§ What is required
The entries below should be output exactly as written.

§ Available data
+ + +
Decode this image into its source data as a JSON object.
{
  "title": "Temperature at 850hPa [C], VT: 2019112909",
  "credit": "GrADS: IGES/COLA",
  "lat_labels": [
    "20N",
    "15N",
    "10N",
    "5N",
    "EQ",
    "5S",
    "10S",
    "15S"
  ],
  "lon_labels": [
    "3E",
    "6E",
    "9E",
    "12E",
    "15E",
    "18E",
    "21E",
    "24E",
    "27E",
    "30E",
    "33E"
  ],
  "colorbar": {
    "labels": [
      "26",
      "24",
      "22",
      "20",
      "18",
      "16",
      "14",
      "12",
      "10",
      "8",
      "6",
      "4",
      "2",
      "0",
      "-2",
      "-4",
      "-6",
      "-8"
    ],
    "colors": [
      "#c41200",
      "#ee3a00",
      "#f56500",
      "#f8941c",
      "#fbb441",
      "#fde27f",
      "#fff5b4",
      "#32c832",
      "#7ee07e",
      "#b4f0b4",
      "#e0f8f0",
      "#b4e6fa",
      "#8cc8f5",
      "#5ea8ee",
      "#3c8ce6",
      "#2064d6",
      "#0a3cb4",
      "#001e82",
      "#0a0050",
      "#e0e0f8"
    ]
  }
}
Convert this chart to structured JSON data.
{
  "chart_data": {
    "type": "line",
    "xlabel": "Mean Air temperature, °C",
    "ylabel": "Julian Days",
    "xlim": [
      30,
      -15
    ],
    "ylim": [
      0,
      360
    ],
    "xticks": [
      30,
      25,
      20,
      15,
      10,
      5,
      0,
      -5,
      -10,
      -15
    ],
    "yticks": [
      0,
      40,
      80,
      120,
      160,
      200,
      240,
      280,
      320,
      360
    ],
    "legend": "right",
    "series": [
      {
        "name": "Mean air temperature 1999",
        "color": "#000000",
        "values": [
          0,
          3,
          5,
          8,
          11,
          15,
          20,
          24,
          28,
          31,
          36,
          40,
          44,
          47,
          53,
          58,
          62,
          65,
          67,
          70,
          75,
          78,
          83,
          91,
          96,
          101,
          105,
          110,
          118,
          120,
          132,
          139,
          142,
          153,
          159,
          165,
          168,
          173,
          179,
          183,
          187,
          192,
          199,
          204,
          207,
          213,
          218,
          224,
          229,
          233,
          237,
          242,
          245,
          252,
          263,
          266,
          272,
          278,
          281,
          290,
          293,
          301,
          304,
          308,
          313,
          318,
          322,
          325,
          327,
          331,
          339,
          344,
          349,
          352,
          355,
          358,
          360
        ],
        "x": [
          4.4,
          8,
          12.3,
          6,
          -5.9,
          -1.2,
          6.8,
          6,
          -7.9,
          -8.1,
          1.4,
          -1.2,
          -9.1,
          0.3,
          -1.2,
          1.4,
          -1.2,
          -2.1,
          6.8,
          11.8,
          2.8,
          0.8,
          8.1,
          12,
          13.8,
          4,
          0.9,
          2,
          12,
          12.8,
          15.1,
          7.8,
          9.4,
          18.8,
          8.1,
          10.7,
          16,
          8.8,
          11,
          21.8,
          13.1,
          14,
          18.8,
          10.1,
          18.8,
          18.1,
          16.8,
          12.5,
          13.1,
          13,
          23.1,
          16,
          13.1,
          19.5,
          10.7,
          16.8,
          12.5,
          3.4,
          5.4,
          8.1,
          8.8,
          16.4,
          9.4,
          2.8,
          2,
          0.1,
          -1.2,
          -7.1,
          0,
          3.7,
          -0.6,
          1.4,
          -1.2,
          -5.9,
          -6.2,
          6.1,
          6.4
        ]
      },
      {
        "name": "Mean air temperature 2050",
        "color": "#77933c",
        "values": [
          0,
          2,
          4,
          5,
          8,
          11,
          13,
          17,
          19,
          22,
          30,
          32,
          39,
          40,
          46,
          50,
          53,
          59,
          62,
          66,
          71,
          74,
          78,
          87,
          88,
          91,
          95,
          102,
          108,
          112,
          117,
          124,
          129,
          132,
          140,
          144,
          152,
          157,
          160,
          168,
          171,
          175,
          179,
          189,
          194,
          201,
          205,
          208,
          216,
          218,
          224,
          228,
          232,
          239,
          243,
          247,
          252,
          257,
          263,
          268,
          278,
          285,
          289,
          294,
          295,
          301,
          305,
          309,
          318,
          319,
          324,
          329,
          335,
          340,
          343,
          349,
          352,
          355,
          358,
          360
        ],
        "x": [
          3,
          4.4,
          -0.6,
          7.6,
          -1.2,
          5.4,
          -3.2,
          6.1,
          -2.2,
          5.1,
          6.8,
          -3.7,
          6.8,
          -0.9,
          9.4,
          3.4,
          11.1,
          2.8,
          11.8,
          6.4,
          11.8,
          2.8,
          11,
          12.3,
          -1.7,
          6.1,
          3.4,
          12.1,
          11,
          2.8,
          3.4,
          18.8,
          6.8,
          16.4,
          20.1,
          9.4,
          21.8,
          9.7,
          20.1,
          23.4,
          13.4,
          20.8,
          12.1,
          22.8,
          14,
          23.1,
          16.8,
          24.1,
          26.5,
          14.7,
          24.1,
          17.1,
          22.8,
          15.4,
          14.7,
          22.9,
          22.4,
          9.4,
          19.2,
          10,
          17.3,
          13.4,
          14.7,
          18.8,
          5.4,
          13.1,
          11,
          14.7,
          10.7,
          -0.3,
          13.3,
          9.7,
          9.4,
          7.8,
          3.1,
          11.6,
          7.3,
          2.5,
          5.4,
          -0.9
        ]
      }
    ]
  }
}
+ + +
§ Output
Decode this image into its source data as a JSON object.
{
  "title": "Temperature at 850hPa [C], VT: 2019112909",
  "credit": "GrADS: IGES/COLA",
  "lat_labels": [
    "20N",
    "15N",
    "10N",
    "5N",
    "EQ",
    "5S",
    "10S",
    "15S"
  ],
  "lon_labels": [
    "3E",
    "6E",
    "9E",
    "12E",
    "15E",
    "18E",
    "21E",
    "24E",
    "27E",
    "30E",
    "33E"
  ],
  "colorbar": {
    "labels": [
      "26",
      "24",
      "22",
      "20",
      "18",
      "16",
      "14",
      "12",
      "10",
      "8",
      "6",
      "4",
      "2",
      "0",
      "-2",
      "-4",
      "-6",
      "-8"
    ],
    "colors": [
      "#c41200",
      "#ee3a00",
      "#f56500",
      "#f8941c",
      "#fbb441",
      "#fde27f",
      "#fff5b4",
      "#32c832",
      "#7ee07e",
      "#b4f0b4",
      "#e0f8f0",
      "#b4e6fa",
      "#8cc8f5",
      "#5ea8ee",
      "#3c8ce6",
      "#2064d6",
      "#0a3cb4",
      "#001e82",
      "#0a0050",
      "#e0e0f8"
    ]
  }
}
Convert this chart to structured JSON data.
{
  "chart_data": {
    "type": "line",
    "xlabel": "Mean Air temperature, °C",
    "ylabel": "Julian Days",
    "xlim": [
      30,
      -15
    ],
    "ylim": [
      0,
      360
    ],
    "xticks": [
      30,
      25,
      20,
      15,
      10,
      5,
      0,
      -5,
      -10,
      -15
    ],
    "yticks": [
      0,
      40,
      80,
      120,
      160,
      200,
      240,
      280,
      320,
      360
    ],
    "legend": "right",
    "series": [
      {
        "name": "Mean air temperature 1999",
        "color": "#000000",
        "values": [
          0,
          3,
          5,
          8,
          11,
          15,
          20,
          24,
          28,
          31,
          36,
          40,
          44,
          47,
          53,
          58,
          62,
          65,
          67,
          70,
          75,
          78,
          83,
          91,
          96,
          101,
          105,
          110,
          118,
          120,
          132,
          139,
          142,
          153,
          159,
          165,
          168,
          173,
          179,
          183,
          187,
          192,
          199,
          204,
          207,
          213,
          218,
          224,
          229,
          233,
          237,
          242,
          245,
          252,
          263,
          266,
          272,
          278,
          281,
          290,
          293,
          301,
          304,
          308,
          313,
          318,
          322,
          325,
          327,
          331,
          339,
          344,
          349,
          352,
          355,
          358,
          360
        ],
        "x": [
          4.4,
          8,
          12.3,
          6,
          -5.9,
          -1.2,
          6.8,
          6,
          -7.9,
          -8.1,
          1.4,
          -1.2,
          -9.1,
          0.3,
          -1.2,
          1.4,
          -1.2,
          -2.1,
          6.8,
          11.8,
          2.8,
          0.8,
          8.1,
          12,
          13.8,
          4,
          0.9,
          2,
          12,
          12.8,
          15.1,
          7.8,
          9.4,
          18.8,
          8.1,
          10.7,
          16,
          8.8,
          11,
          21.8,
          13.1,
          14,
          18.8,
          10.1,
          18.8,
          18.1,
          16.8,
          12.5,
          13.1,
          13,
          23.1,
          16,
          13.1,
          19.5,
          10.7,
          16.8,
          12.5,
          3.4,
          5.4,
          8.1,
          8.8,
          16.4,
          9.4,
          2.8,
          2,
          0.1,
          -1.2,
          -7.1,
          0,
          3.7,
          -0.6,
          1.4,
          -1.2,
          -5.9,
          -6.2,
          6.1,
          6.4
        ]
      },
      {
        "name": "Mean air temperature 2050",
        "color": "#77933c",
        "values": [
          0,
          2,
          4,
          5,
          8,
          11,
          13,
          17,
          19,
          22,
          30,
          32,
          39,
          40,
          46,
          50,
          53,
          59,
          62,
          66,
          71,
          74,
          78,
          87,
          88,
          91,
          95,
          102,
          108,
          112,
          117,
          124,
          129,
          132,
          140,
          144,
          152,
          157,
          160,
          168,
          171,
          175,
          179,
          189,
          194,
          201,
          205,
          208,
          216,
          218,
          224,
          228,
          232,
          239,
          243,
          247,
          252,
          257,
          263,
          268,
          278,
          285,
          289,
          294,
          295,
          301,
          305,
          309,
          318,
          319,
          324,
          329,
          335,
          340,
          343,
          349,
          352,
          355,
          358,
          360
        ],
        "x": [
          3,
          4.4,
          -0.6,
          7.6,
          -1.2,
          5.4,
          -3.2,
          6.1,
          -2.2,
          5.1,
          6.8,
          -3.7,
          6.8,
          -0.9,
          9.4,
          3.4,
          11.1,
          2.8,
          11.8,
          6.4,
          11.8,
          2.8,
          11,
          12.3,
          -1.7,
          6.1,
          3.4,
          12.1,
          11,
          2.8,
          3.4,
          18.8,
          6.8,
          16.4,
          20.1,
          9.4,
          21.8,
          9.7,
          20.1,
          23.4,
          13.4,
          20.8,
          12.1,
          22.8,
          14,
          23.1,
          16.8,
          24.1,
          26.5,
          14.7,
          24.1,
          17.1,
          22.8,
          15.4,
          14.7,
          22.9,
          22.4,
          9.4,
          19.2,
          10,
          17.3,
          13.4,
          14.7,
          18.8,
          5.4,
          13.1,
          11,
          14.7,
          10.7,
          -0.3,
          13.3,
          9.7,
          9.4,
          7.8,
          3.1,
          11.6,
          7.3,
          2.5,
          5.4,
          -0.9
        ]
      }
    ]
  }
}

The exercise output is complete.